(Records about charts and figures)
--- --- ---

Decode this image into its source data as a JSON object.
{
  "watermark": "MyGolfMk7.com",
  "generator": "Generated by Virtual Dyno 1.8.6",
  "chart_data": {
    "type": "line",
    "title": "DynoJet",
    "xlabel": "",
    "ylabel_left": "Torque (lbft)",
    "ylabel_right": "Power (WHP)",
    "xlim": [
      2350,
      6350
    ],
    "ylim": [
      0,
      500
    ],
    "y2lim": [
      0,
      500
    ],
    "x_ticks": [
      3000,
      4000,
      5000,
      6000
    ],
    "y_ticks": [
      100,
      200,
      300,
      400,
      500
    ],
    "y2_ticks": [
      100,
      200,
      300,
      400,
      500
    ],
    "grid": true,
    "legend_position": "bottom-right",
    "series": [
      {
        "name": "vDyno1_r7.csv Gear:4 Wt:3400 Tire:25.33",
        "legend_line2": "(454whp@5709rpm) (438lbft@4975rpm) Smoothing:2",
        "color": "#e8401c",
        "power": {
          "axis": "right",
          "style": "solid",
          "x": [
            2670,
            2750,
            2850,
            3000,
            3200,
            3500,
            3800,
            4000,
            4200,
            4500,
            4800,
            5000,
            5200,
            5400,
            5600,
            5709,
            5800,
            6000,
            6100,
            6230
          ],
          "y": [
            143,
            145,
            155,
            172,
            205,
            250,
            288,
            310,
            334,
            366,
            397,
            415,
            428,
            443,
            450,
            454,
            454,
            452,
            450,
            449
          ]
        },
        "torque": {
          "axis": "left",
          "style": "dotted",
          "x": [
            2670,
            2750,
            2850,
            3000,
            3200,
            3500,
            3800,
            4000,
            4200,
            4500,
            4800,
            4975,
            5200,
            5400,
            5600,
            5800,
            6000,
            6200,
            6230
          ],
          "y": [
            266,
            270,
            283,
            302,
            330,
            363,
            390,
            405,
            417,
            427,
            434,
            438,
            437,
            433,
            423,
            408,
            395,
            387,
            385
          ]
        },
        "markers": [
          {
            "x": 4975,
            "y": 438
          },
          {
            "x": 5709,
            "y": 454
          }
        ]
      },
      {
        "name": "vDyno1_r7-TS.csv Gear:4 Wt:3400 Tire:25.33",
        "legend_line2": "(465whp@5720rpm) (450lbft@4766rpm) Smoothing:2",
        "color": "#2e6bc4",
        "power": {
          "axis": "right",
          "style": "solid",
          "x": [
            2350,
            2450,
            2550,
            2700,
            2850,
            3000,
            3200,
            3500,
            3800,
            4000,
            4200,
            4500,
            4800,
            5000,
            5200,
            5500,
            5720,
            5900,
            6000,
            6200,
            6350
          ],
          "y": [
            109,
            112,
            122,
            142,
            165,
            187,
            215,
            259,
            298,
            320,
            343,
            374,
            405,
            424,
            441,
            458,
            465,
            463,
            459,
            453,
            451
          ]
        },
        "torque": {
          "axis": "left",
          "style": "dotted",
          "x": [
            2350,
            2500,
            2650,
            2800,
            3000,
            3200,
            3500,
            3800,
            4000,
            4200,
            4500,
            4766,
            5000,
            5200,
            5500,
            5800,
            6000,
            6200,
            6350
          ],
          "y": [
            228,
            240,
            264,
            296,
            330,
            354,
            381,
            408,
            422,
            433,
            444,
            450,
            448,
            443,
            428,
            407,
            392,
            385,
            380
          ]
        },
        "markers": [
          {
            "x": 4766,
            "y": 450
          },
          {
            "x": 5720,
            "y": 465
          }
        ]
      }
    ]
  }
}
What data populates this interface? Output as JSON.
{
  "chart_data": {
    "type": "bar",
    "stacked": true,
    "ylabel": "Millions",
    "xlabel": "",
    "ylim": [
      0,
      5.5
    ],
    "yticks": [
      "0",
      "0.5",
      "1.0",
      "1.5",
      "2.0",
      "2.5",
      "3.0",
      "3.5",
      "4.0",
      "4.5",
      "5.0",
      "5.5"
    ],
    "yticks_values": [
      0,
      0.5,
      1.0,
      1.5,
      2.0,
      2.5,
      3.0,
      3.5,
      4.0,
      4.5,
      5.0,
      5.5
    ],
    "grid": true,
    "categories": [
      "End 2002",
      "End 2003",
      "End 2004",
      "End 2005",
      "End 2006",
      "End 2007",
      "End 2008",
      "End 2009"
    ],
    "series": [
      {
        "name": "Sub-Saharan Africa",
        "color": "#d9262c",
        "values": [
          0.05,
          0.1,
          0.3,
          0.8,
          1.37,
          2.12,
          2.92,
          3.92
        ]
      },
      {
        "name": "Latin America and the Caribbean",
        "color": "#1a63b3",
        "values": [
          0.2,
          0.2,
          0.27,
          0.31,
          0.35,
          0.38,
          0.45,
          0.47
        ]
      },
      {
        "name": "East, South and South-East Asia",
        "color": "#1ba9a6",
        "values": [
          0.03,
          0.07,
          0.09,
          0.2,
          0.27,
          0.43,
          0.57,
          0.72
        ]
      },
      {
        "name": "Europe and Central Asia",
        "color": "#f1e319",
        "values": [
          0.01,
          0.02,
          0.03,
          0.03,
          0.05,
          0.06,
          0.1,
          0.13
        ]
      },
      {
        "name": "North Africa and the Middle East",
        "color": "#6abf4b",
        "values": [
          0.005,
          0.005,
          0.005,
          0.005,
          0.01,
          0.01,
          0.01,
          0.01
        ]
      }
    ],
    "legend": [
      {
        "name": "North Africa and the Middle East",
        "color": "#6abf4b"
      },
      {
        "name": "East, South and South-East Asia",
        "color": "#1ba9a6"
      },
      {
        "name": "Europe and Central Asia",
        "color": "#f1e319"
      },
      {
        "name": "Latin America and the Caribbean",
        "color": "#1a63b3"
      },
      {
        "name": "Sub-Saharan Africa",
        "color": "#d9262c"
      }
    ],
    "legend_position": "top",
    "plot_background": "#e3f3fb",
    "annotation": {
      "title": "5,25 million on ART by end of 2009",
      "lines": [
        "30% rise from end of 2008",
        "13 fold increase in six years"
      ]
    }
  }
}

--- --- ---

→ **To be done**
Transcribe all the entries, keeping each one exactly as it is.

→ **Correct response**
Decode this image into its source data as a JSON object.
{
  "watermark": "MyGolfMk7.com",
  "generator": "Generated by Virtual Dyno 1.8.6",
  "chart_data": {
    "type": "line",
    "title": "DynoJet",
    "xlabel": "",
    "ylabel_left": "Torque (lbft)",
    "ylabel_right": "Power (WHP)",
    "xlim": [
      2350,
      6350
    ],
    "ylim": [
      0,
      500
    ],
    "y2lim": [
      0,
      500
    ],
    "x_ticks": [
      3000,
      4000,
      5000,
      6000
    ],
    "y_ticks": [
      100,
      200,
      300,
      400,
      500
    ],
    "y2_ticks": [
      100,
      200,
      300,
      400,
      500
    ],
    "grid": true,
    "legend_position": "bottom-right",
    "series": [
      {
        "name": "vDyno1_r7.csv Gear:4 Wt:3400 Tire:25.33",
        "legend_line2": "(454whp@5709rpm) (438lbft@4975rpm) Smoothing:2",
        "color": "#e8401c",
        "power": {
          "axis": "right",
          "style": "solid",
          "x": [
            2670,
            2750,
            2850,
            3000,
            3200,
            3500,
            3800,
            4000,
            4200,
            4500,
            4800,
            5000,
            5200,
            5400,
            5600,
            5709,
            5800,
            6000,
            6100,
            6230
          ],
          "y": [
            143,
            145,
            155,
            172,
            205,
            250,
            288,
            310,
            334,
            366,
            397,
            415,
            428,
            443,
            450,
            454,
            454,
            452,
            450,
            449
          ]
        },
        "torque": {
          "axis": "left",
          "style": "dotted",
          "x": [
            2670,
            2750,
            2850,
            3000,
            3200,
            3500,
            3800,
            4000,
            4200,
            4500,
            4800,
            4975,
            5200,
            5400,
            5600,
            5800,
            6000,
            6200,
            6230
          ],
          "y": [
            266,
            270,
            283,
            302,
            330,
            363,
            390,
            405,
            417,
            427,
            434,
            438,
            437,
            433,
            423,
            408,
            395,
            387,
            385
          ]
        },
        "markers": [
          {
            "x": 4975,
            "y": 438
          },
          {
            "x": 5709,
            "y": 454
          }
        ]
      },
      {
        "name": "vDyno1_r7-TS.csv Gear:4 Wt:3400 Tire:25.33",
        "legend_line2": "(465whp@5720rpm) (450lbft@4766rpm) Smoothing:2",
        "color": "#2e6bc4",
        "power": {
          "axis": "right",
          "style": "solid",
          "x": [
            2350,
            2450,
            2550,
            2700,
            2850,
            3000,
            3200,
            3500,
            3800,
            4000,
            4200,
            4500,
            4800,
            5000,
            5200,
            5500,
            5720,
            5900,
            6000,
            6200,
            6350
          ],
          "y": [
            109,
            112,
            122,
            142,
            165,
            187,
            215,
            259,
            298,
            320,
            343,
            374,
            405,
            424,
            441,
            458,
            465,
            463,
            459,
            453,
            451
          ]
        },
        "torque": {
          "axis": "left",
          "style": "dotted",
          "x": [
            2350,
            2500,
            2650,
            2800,
            3000,
            3200,
            3500,
            3800,
            4000,
            4200,
            4500,
            4766,
            5000,
            5200,
            5500,
            5800,
            6000,
            6200,
            6350
          ],
          "y": [
            228,
            240,
            264,
            296,
            330,
            354,
            381,
            408,
            422,
            433,
            444,
            450,
            448,
            443,
            428,
            407,
            392,
            385,
            380
          ]
        },
        "markers": [
          {
            "x": 4766,
            "y": 450
          },
          {
            "x": 5720,
            "y": 465
          }
        ]
      }
    ]
  }
}
What data populates this interface? Output as JSON.
{
  "chart_data": {
    "type": "bar",
    "stacked": true,
    "ylabel": "Millions",
    "xlabel": "",
    "ylim": [
      0,
      5.5
    ],
    "yticks": [
      "0",
      "0.5",
      "1.0",
      "1.5",
      "2.0",
      "2.5",
      "3.0",
      "3.5",
      "4.0",
      "4.5",
      "5.0",
      "5.5"
    ],
    "yticks_values": [
      0,
      0.5,
      1.0,
      1.5,
      2.0,
      2.5,
      3.0,
      3.5,
      4.0,
      4.5,
      5.0,
      5.5
    ],
    "grid": true,
    "categories": [
      "End 2002",
      "End 2003",
      "End 2004",
      "End 2005",
      "End 2006",
      "End 2007",
      "End 2008",
      "End 2009"
    ],
    "series": [
      {
        "name": "Sub-Saharan Africa",
        "color": "#d9262c",
        "values": [
          0.05,
          0.1,
          0.3,
          0.8,
          1.37,
          2.12,
          2.92,
          3.92
        ]
      },
      {
        "name": "Latin America and the Caribbean",
        "color": "#1a63b3",
        "values": [
          0.2,
          0.2,
          0.27,
          0.31,
          0.35,
          0.38,
          0.45,
          0.47
        ]
      },
      {
        "name": "East, South and South-East Asia",
        "color": "#1ba9a6",
        "values": [
          0.03,
          0.07,
          0.09,
          0.2,
          0.27,
          0.43,
          0.57,
          0.72
        ]
      },
      {
        "name": "Europe and Central Asia",
        "color": "#f1e319",
        "values": [
          0.01,
          0.02,
          0.03,
          0.03,
          0.05,
          0.06,
          0.1,
          0.13
        ]
      },
      {
        "name": "North Africa and the Middle East",
        "color": "#6abf4b",
        "values": [
          0.005,
          0.005,
          0.005,
          0.005,
          0.01,
          0.01,
          0.01,
          0.01
        ]
      }
    ],
    "legend": [
      {
        "name": "North Africa and the Middle East",
        "color": "#6abf4b"
      },
      {
        "name": "East, South and South-East Asia",
        "color": "#1ba9a6"
      },
      {
        "name": "Europe and Central Asia",
        "color": "#f1e319"
      },
      {
        "name": "Latin America and the Caribbean",
        "color": "#1a63b3"
      },
      {
        "name": "Sub-Saharan Africa",
        "color": "#d9262c"
      }
    ],
    "legend_position": "top",
    "plot_background": "#e3f3fb",
    "annotation": {
      "title": "5,25 million on ART by end of 2009",
      "lines": [
        "30% rise from end of 2008",
        "13 fold increase in six years"
      ]
    }
  }
}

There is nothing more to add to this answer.